# Data records
+===+

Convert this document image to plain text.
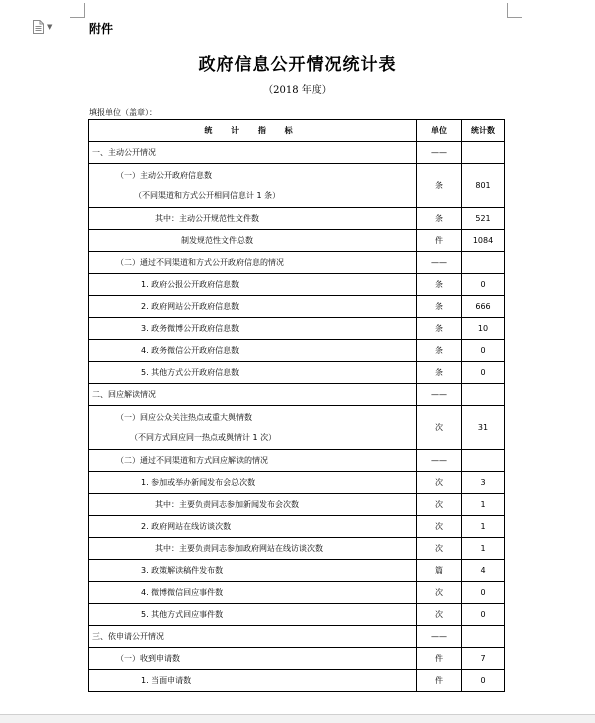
▼	附件
政府信息公开情况统计表
（2018 年度）
填报单位（盖章）：
统 计 指 标	单位	统计数
一、主动公开情况	——	
（一）主动公开政府信息数
（不同渠道和方式公开相同信息计 1 条）	条	801
其中：主动公开规范性文件数	条	521
制发规范性文件总数	件	1084
（二）通过不同渠道和方式公开政府信息的情况	——	
1. 政府公报公开政府信息数	条	0
2. 政府网站公开政府信息数	条	666
3. 政务微博公开政府信息数	条	10
4. 政务微信公开政府信息数	条	0
5. 其他方式公开政府信息数	条	0
二、回应解读情况	——	
（一）回应公众关注热点或重大舆情数
（不同方式回应同一热点或舆情计 1 次）	次	31
（二）通过不同渠道和方式回应解读的情况	——	
1. 参加或举办新闻发布会总次数	次	3
其中：主要负责同志参加新闻发布会次数	次	1
2. 政府网站在线访谈次数	次	1
其中：主要负责同志参加政府网站在线访谈次数	次	1
3. 政策解读稿件发布数	篇	4
4. 微博微信回应事件数	次	0
5. 其他方式回应事件数	次	0
三、依申请公开情况	——	
（一）收到申请数	件	7
1. 当面申请数	件	0
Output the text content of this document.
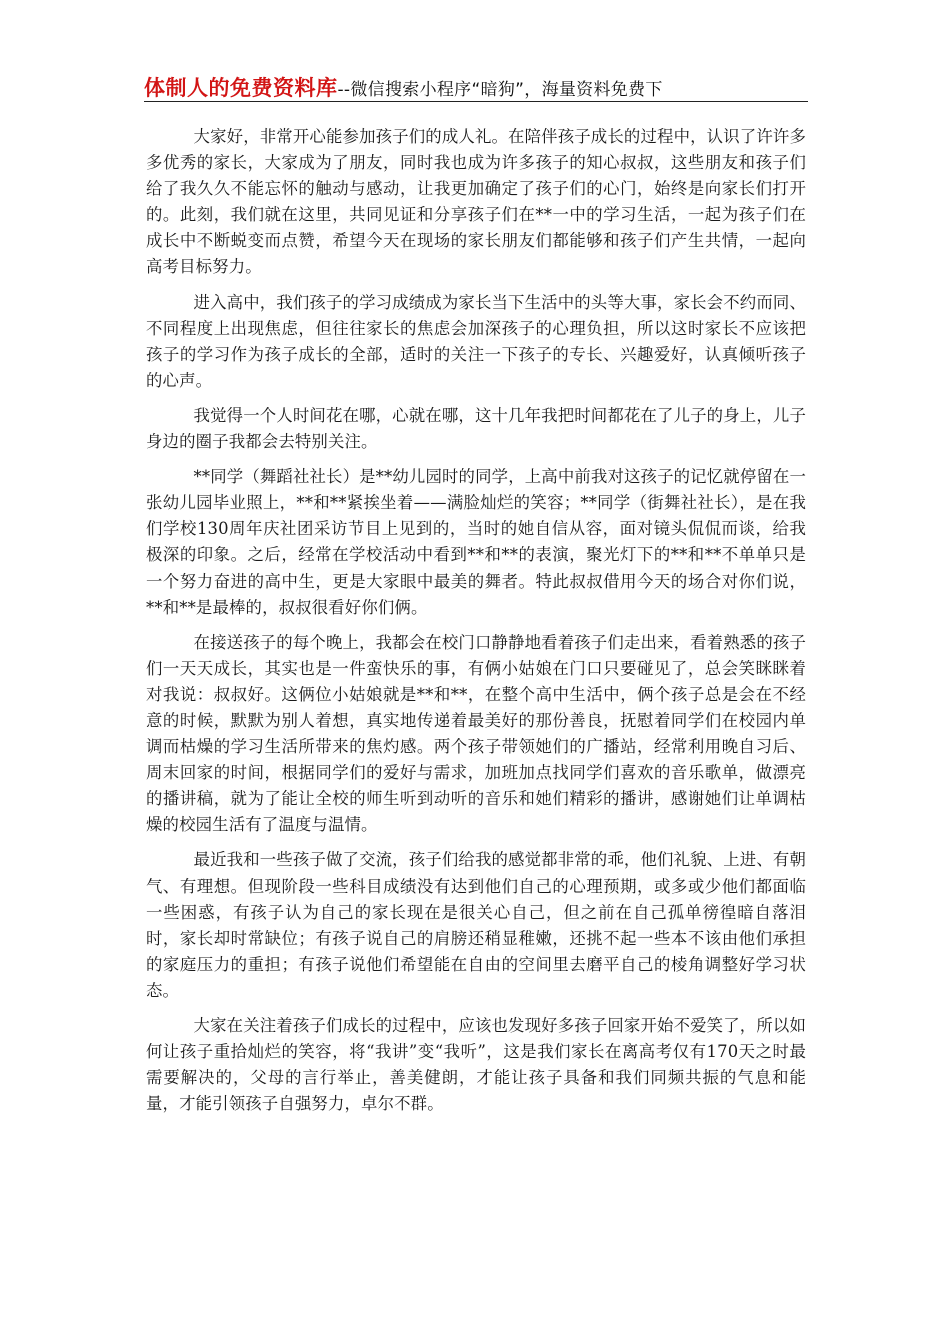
体制人的免费资料库--微信搜索小程序“暗狗”，海量资料免费下

大家好，非常开心能参加孩子们的成人礼。在陪伴孩子成长的过程中，认识了许许多多优秀的家长，大家成为了朋友，同时我也成为许多孩子的知心叔叔，这些朋友和孩子们给了我久久不能忘怀的触动与感动，让我更加确定了孩子们的心门，始终是向家长们打开的。此刻，我们就在这里，共同见证和分享孩子们在**一中的学习生活，一起为孩子们在成长中不断蜕变而点赞，希望今天在现场的家长朋友们都能够和孩子们产生共情，一起向高考目标努力。

进入高中，我们孩子的学习成绩成为家长当下生活中的头等大事，家长会不约而同、不同程度上出现焦虑，但往往家长的焦虑会加深孩子的心理负担，所以这时家长不应该把孩子的学习作为孩子成长的全部，适时的关注一下孩子的专长、兴趣爱好，认真倾听孩子的心声。

我觉得一个人时间花在哪，心就在哪，这十几年我把时间都花在了儿子的身上，儿子身边的圈子我都会去特别关注。

**同学（舞蹈社社长）是**幼儿园时的同学，上高中前我对这孩子的记忆就停留在一张幼儿园毕业照上，**和**紧挨坐着——满脸灿烂的笑容；**同学（街舞社社长），是在我们学校130周年庆社团采访节目上见到的，当时的她自信从容，面对镜头侃侃而谈，给我极深的印象。之后，经常在学校活动中看到**和**的表演，聚光灯下的**和**不单单只是一个努力奋进的高中生，更是大家眼中最美的舞者。特此叔叔借用今天的场合对你们说，**和**是最棒的，叔叔很看好你们俩。

在接送孩子的每个晚上，我都会在校门口静静地看着孩子们走出来，看着熟悉的孩子们一天天成长，其实也是一件蛮快乐的事，有俩小姑娘在门口只要碰见了，总会笑眯眯着对我说：叔叔好。这俩位小姑娘就是**和**，在整个高中生活中，俩个孩子总是会在不经意的时候，默默为别人着想，真实地传递着最美好的那份善良，抚慰着同学们在校园内单调而枯燥的学习生活所带来的焦灼感。两个孩子带领她们的广播站，经常利用晚自习后、周末回家的时间，根据同学们的爱好与需求，加班加点找同学们喜欢的音乐歌单，做漂亮的播讲稿，就为了能让全校的师生听到动听的音乐和她们精彩的播讲，感谢她们让单调枯燥的校园生活有了温度与温情。

最近我和一些孩子做了交流，孩子们给我的感觉都非常的乖，他们礼貌、上进、有朝气、有理想。但现阶段一些科目成绩没有达到他们自己的心理预期，或多或少他们都面临一些困惑，有孩子认为自己的家长现在是很关心自己，但之前在自己孤单徬徨暗自落泪时，家长却时常缺位；有孩子说自己的肩膀还稍显稚嫩，还挑不起一些本不该由他们承担的家庭压力的重担；有孩子说他们希望能在自由的空间里去磨平自己的棱角调整好学习状态。

大家在关注着孩子们成长的过程中，应该也发现好多孩子回家开始不爱笑了，所以如何让孩子重拾灿烂的笑容，将“我讲”变“我听”，这是我们家长在离高考仅有170天之时最需要解决的，父母的言行举止，善美健朗，才能让孩子具备和我们同频共振的气息和能量，才能引领孩子自强努力，卓尔不群。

+===+

# What you have to do
Return each line of the data, keeping its wording exact and omitting pictures.

# Exercise output
Convert this document image to plain text.
▼	附件
政府信息公开情况统计表
（2018 年度）
填报单位（盖章）：
统 计 指 标	单位	统计数
一、主动公开情况	——	
（一）主动公开政府信息数
（不同渠道和方式公开相同信息计 1 条）	条	801
其中：主动公开规范性文件数	条	521
制发规范性文件总数	件	1084
（二）通过不同渠道和方式公开政府信息的情况	——	
1. 政府公报公开政府信息数	条	0
2. 政府网站公开政府信息数	条	666
3. 政务微博公开政府信息数	条	10
4. 政务微信公开政府信息数	条	0
5. 其他方式公开政府信息数	条	0
二、回应解读情况	——	
（一）回应公众关注热点或重大舆情数
（不同方式回应同一热点或舆情计 1 次）	次	31
（二）通过不同渠道和方式回应解读的情况	——	
1. 参加或举办新闻发布会总次数	次	3
其中：主要负责同志参加新闻发布会次数	次	1
2. 政府网站在线访谈次数	次	1
其中：主要负责同志参加政府网站在线访谈次数	次	1
3. 政策解读稿件发布数	篇	4
4. 微博微信回应事件数	次	0
5. 其他方式回应事件数	次	0
三、依申请公开情况	——	
（一）收到申请数	件	7
1. 当面申请数	件	0
Output the text content of this document.
体制人的免费资料库--微信搜索小程序“暗狗”，海量资料免费下

大家好，非常开心能参加孩子们的成人礼。在陪伴孩子成长的过程中，认识了许许多多优秀的家长，大家成为了朋友，同时我也成为许多孩子的知心叔叔，这些朋友和孩子们给了我久久不能忘怀的触动与感动，让我更加确定了孩子们的心门，始终是向家长们打开的。此刻，我们就在这里，共同见证和分享孩子们在**一中的学习生活，一起为孩子们在成长中不断蜕变而点赞，希望今天在现场的家长朋友们都能够和孩子们产生共情，一起向高考目标努力。

进入高中，我们孩子的学习成绩成为家长当下生活中的头等大事，家长会不约而同、不同程度上出现焦虑，但往往家长的焦虑会加深孩子的心理负担，所以这时家长不应该把孩子的学习作为孩子成长的全部，适时的关注一下孩子的专长、兴趣爱好，认真倾听孩子的心声。

我觉得一个人时间花在哪，心就在哪，这十几年我把时间都花在了儿子的身上，儿子身边的圈子我都会去特别关注。

**同学（舞蹈社社长）是**幼儿园时的同学，上高中前我对这孩子的记忆就停留在一张幼儿园毕业照上，**和**紧挨坐着——满脸灿烂的笑容；**同学（街舞社社长），是在我们学校130周年庆社团采访节目上见到的，当时的她自信从容，面对镜头侃侃而谈，给我极深的印象。之后，经常在学校活动中看到**和**的表演，聚光灯下的**和**不单单只是一个努力奋进的高中生，更是大家眼中最美的舞者。特此叔叔借用今天的场合对你们说，**和**是最棒的，叔叔很看好你们俩。

在接送孩子的每个晚上，我都会在校门口静静地看着孩子们走出来，看着熟悉的孩子们一天天成长，其实也是一件蛮快乐的事，有俩小姑娘在门口只要碰见了，总会笑眯眯着对我说：叔叔好。这俩位小姑娘就是**和**，在整个高中生活中，俩个孩子总是会在不经意的时候，默默为别人着想，真实地传递着最美好的那份善良，抚慰着同学们在校园内单调而枯燥的学习生活所带来的焦灼感。两个孩子带领她们的广播站，经常利用晚自习后、周末回家的时间，根据同学们的爱好与需求，加班加点找同学们喜欢的音乐歌单，做漂亮的播讲稿，就为了能让全校的师生听到动听的音乐和她们精彩的播讲，感谢她们让单调枯燥的校园生活有了温度与温情。

最近我和一些孩子做了交流，孩子们给我的感觉都非常的乖，他们礼貌、上进、有朝气、有理想。但现阶段一些科目成绩没有达到他们自己的心理预期，或多或少他们都面临一些困惑，有孩子认为自己的家长现在是很关心自己，但之前在自己孤单徬徨暗自落泪时，家长却时常缺位；有孩子说自己的肩膀还稍显稚嫩，还挑不起一些本不该由他们承担的家庭压力的重担；有孩子说他们希望能在自由的空间里去磨平自己的棱角调整好学习状态。

大家在关注着孩子们成长的过程中，应该也发现好多孩子回家开始不爱笑了，所以如何让孩子重拾灿烂的笑容，将“我讲”变“我听”，这是我们家长在离高考仅有170天之时最需要解决的，父母的言行举止，善美健朗，才能让孩子具备和我们同频共振的气息和能量，才能引领孩子自强努力，卓尔不群。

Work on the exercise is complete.